DOCUMENT TEXT:
* * *

Security and Privacy Risks of Telecommuting Not Effectively Being Addressed


Brock N Meeks, CDT
(202) 637-9800 ex. 114
(703) 989-3547 (cell)

WASHINGTON, D.C. -Telecommuting and the virtual office put sensitive corporate data, including the personal information of customers, at risk of compromise, according to a report released today by the Center for Democracy & Technology and Ernst & Young.

The report, "The State of Telecommuting: Privacy and Security," based on a survey of 73 organizations recommends that companies with a telecommuting workforce need to pay more attention to the unique privacy and security risks posed by remote access. The report offers practical advice to companies on securing data accessed by employees working from home or other remote locations.

"Most of the security and privacy risks associated with telecommuting are already known," said CDT Vice President Ari Schwartz. "In a lot of cases those risks can be addressed if companies would simply put more emphasis on the procedures and policies they already have in place."

According to a recent report more than 46 million people are expected to work at home at least one day a week by the end of 2011. That increase of telecommuting workers heightens the need for robust security and privacy policies. Respondents acknowledged the inherent risks of telecommuting, but admitted these risks aren’t made a high priority.

Serious gaps remain between the establishment of security requirements and consistent monitoring and enforcement. Consider these findings:

Computers used by telecommuting employees often do not contain security features that specifically address the unique threats that come from remote computing, such as inappropriate access by non-employees, use of technology for unauthorized purposes, etc.


  • Portable devices, such as laptops and personal digital assistants (PDAs), commonly involved in data breaches, are widely used by telecommuters. However, few organizations have adopted thin client terminals-lightweight devices with Internet connectivity-which have little data storage capability.
  • Telecommuting employees using their own personal computers or PDAs for work purposes thwart the advantages of employer supplied encryption tools.
  • Allowing telecommuters to use wireless Internet connections is a common practice, but the use of wireless security measures is not widely required. The implications of this finding are compounded by the fact that telecommuters are increasingly accessing their neighbors’ unsecured wireless connections when working from home.
  • Policies on downloading software and using peer-to-peer file-sharing applications are common but the enforcement approach varies. While half of the organizations use technical controls to block peer-to-peer file sharing applications, and a third of organizations block telecommuters from using instant messaging applications, others lack technical controls, relying instead on software use policies.


Other topics covered by the survey and included in the report are: background checks of telecommuters, policies regarding temporary employees and contractors who telecommute, protecting paper records, use of privacy-enhancing technologies, use of file and email encryption tools, deployment of biometric technology, limitations on the use of email, and monitoring of telecommuters by employers.

* * *

SUPPLIED MATERIAL:
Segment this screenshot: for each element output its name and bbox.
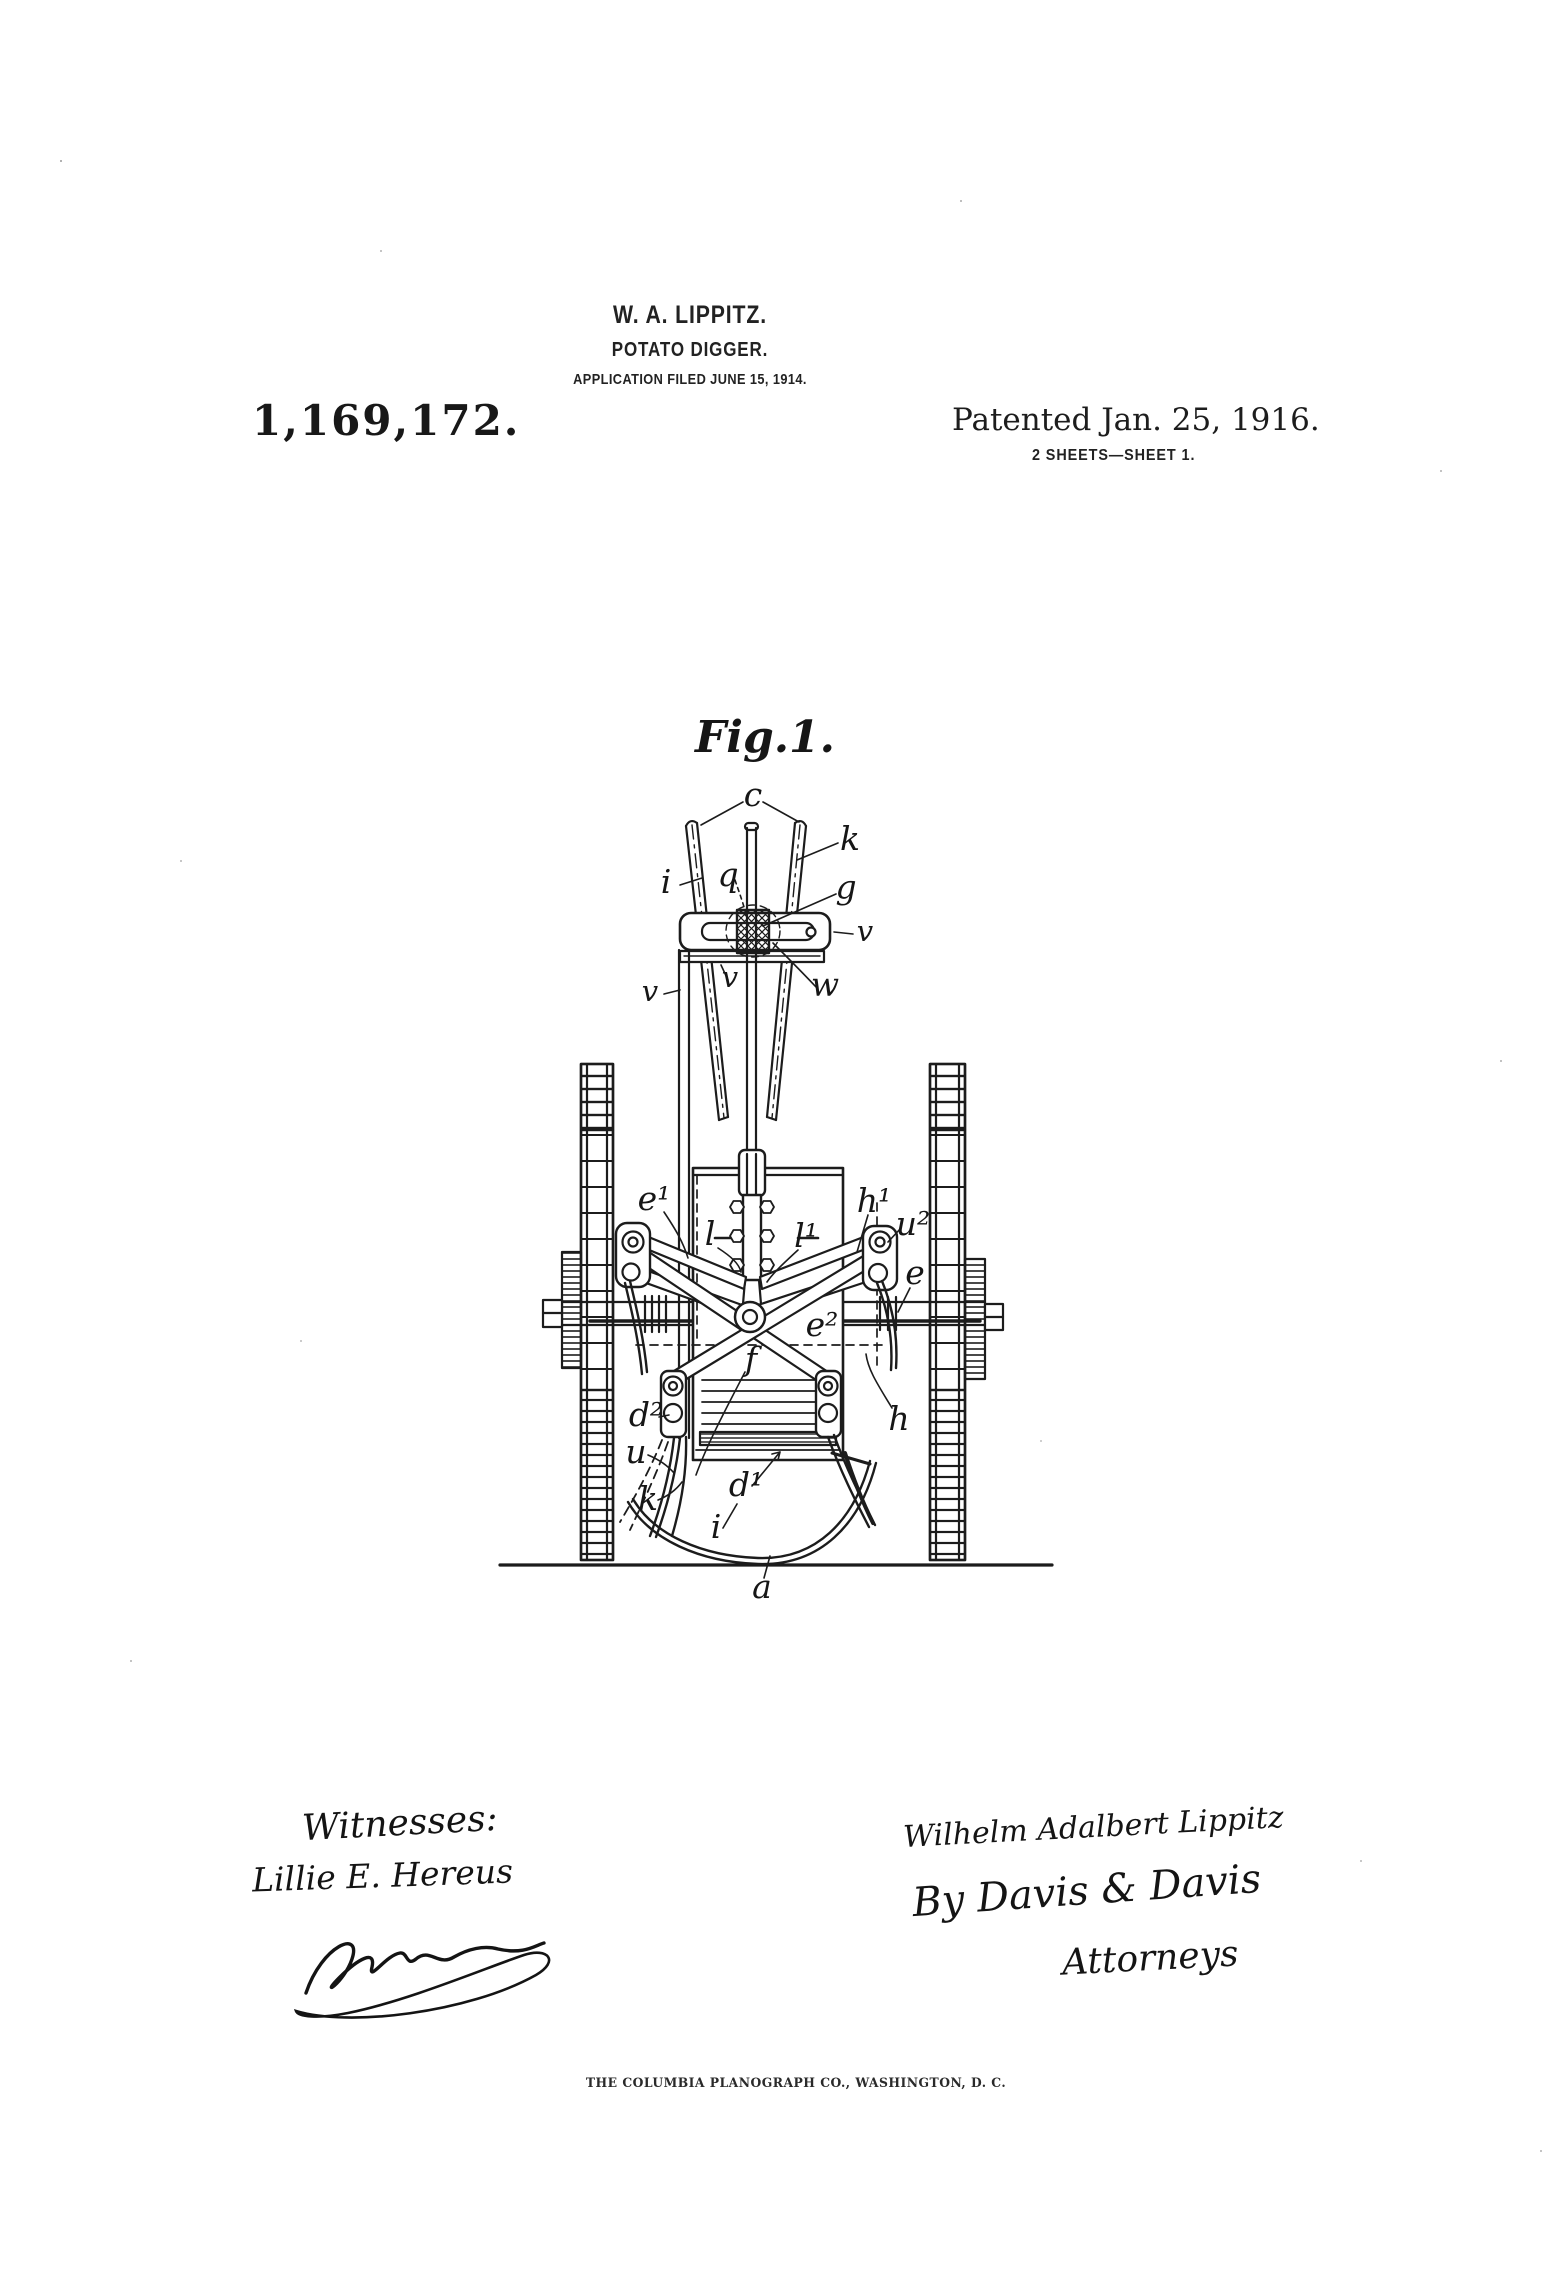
sheet-count: 2 SHEETS—SHEET 1. [1032, 447, 1196, 464]
label-w: w [810, 965, 840, 1004]
label-v-left: v [641, 974, 659, 1008]
label-l1: l¹ [794, 1216, 818, 1255]
label-u2: u² [895, 1204, 931, 1243]
label-h: h [888, 1399, 910, 1438]
label-u: u [625, 1432, 647, 1471]
label-g: g [835, 867, 857, 906]
label-v-right: v [856, 914, 874, 948]
lower-left-pivot-block [661, 1371, 686, 1437]
label-e1: e¹ [637, 1179, 671, 1218]
patent-number: 1,169,172. [252, 396, 521, 445]
label-d2: d² [628, 1395, 664, 1434]
part-labels [625, 712, 930, 1606]
patented-date: Patented Jan. 25, 1916. [952, 402, 1320, 438]
central-rod [745, 823, 758, 1158]
label-d1: d¹ [728, 1465, 764, 1504]
label-f: f [744, 1339, 758, 1378]
figure-1-drawing [440, 680, 1060, 1610]
label-c: c [743, 775, 763, 814]
figure-caption: Fig.1. [695, 712, 835, 763]
left-hub-gear [562, 1252, 581, 1368]
label-k-top: k [840, 819, 860, 858]
label-l: l [704, 1214, 716, 1253]
right-wheel [930, 1064, 1003, 1560]
upper-left-pivot-block [616, 1223, 650, 1287]
header-invention-title: POTATO DIGGER. [611, 339, 769, 361]
witnesses-heading: Witnesses: [301, 1797, 499, 1850]
label-h1: h¹ [856, 1181, 892, 1220]
header-inventor-name: W. A. LIPPITZ. [613, 301, 767, 329]
left-wheel [543, 1064, 613, 1560]
label-v-center: v [721, 960, 739, 994]
attorneys-label: Attorneys [1061, 1933, 1240, 1984]
label-q: q [717, 855, 739, 894]
paper-speckles [60, 160, 62, 162]
inventor-signature-name: Wilhelm Adalbert Lippitz [902, 1800, 1285, 1855]
attorney-by-line: By Davis & Davis [910, 1855, 1263, 1927]
label-i-bottom: i [710, 1507, 722, 1546]
header-application-line: APPLICATION FILED JUNE 15, 1914. [573, 371, 807, 388]
label-a-ground: a [752, 1567, 772, 1606]
label-i-top: i [660, 862, 672, 901]
center-pivot [735, 1302, 765, 1332]
label-k-bottom: k [638, 1479, 658, 1518]
right-hub-gear [965, 1259, 985, 1379]
witness-signature-flourish [288, 1915, 578, 2030]
upper-right-pivot-block [863, 1226, 897, 1290]
label-e2: e² [805, 1305, 839, 1344]
printer-imprint-line: THE COLUMBIA PLANOGRAPH CO., WASHINGTON, D. C. [585, 2076, 1007, 2091]
witness-name-1: Lillie E. Hereus [251, 1851, 514, 1900]
lower-right-pivot-block [816, 1371, 841, 1437]
label-e: e [905, 1253, 925, 1292]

* * *

EXERCISES:
**A.** List the other topics that the telecommuting text says the survey covered and the report included.
**B.** Copy the lines of the records from the line with "sheet-count: 2 SHEETS—SHEET" up to and including the line with "label-q: q [717, 855, 739, 894]".

FULL ANSWERS:
**A.**
- Background checks of telecommuters
- Policies regarding temporary employees and contractors who telecommute
- Protecting paper records
- Use of privacy-enhancing technologies
- Use of file and email encryption tools
- Deployment of biometric technology
- Limitations on the use of email
- Monitoring of telecommuters by employers

**B.**
sheet-count: 2 SHEETS—SHEET 1. [1032, 447, 1196, 464]
label-w: w [810, 965, 840, 1004]
label-v-left: v [641, 974, 659, 1008]
label-l1: l¹ [794, 1216, 818, 1255]
label-u2: u² [895, 1204, 931, 1243]
label-h: h [888, 1399, 910, 1438]
label-u: u [625, 1432, 647, 1471]
label-g: g [835, 867, 857, 906]
label-v-right: v [856, 914, 874, 948]
lower-left-pivot-block [661, 1371, 686, 1437]
label-e1: e¹ [637, 1179, 671, 1218]
patent-number: 1,169,172. [252, 396, 521, 445]
label-d2: d² [628, 1395, 664, 1434]
part-labels [625, 712, 930, 1606]
patented-date: Patented Jan. 25, 1916. [952, 402, 1320, 438]
central-rod [745, 823, 758, 1158]
label-d1: d¹ [728, 1465, 764, 1504]
label-f: f [744, 1339, 758, 1378]
figure-1-drawing [440, 680, 1060, 1610]
label-c: c [743, 775, 763, 814]
figure-caption: Fig.1. [695, 712, 835, 763]
left-hub-gear [562, 1252, 581, 1368]
label-k-top: k [840, 819, 860, 858]
label-l: l [704, 1214, 716, 1253]
right-wheel [930, 1064, 1003, 1560]
upper-left-pivot-block [616, 1223, 650, 1287]
header-invention-title: POTATO DIGGER. [611, 339, 769, 361]
witnesses-heading: Witnesses: [301, 1797, 499, 1850]
label-h1: h¹ [856, 1181, 892, 1220]
header-inventor-name: W. A. LIPPITZ. [613, 301, 767, 329]
left-wheel [543, 1064, 613, 1560]
label-v-center: v [721, 960, 739, 994]
attorneys-label: Attorneys [1061, 1933, 1240, 1984]
label-q: q [717, 855, 739, 894]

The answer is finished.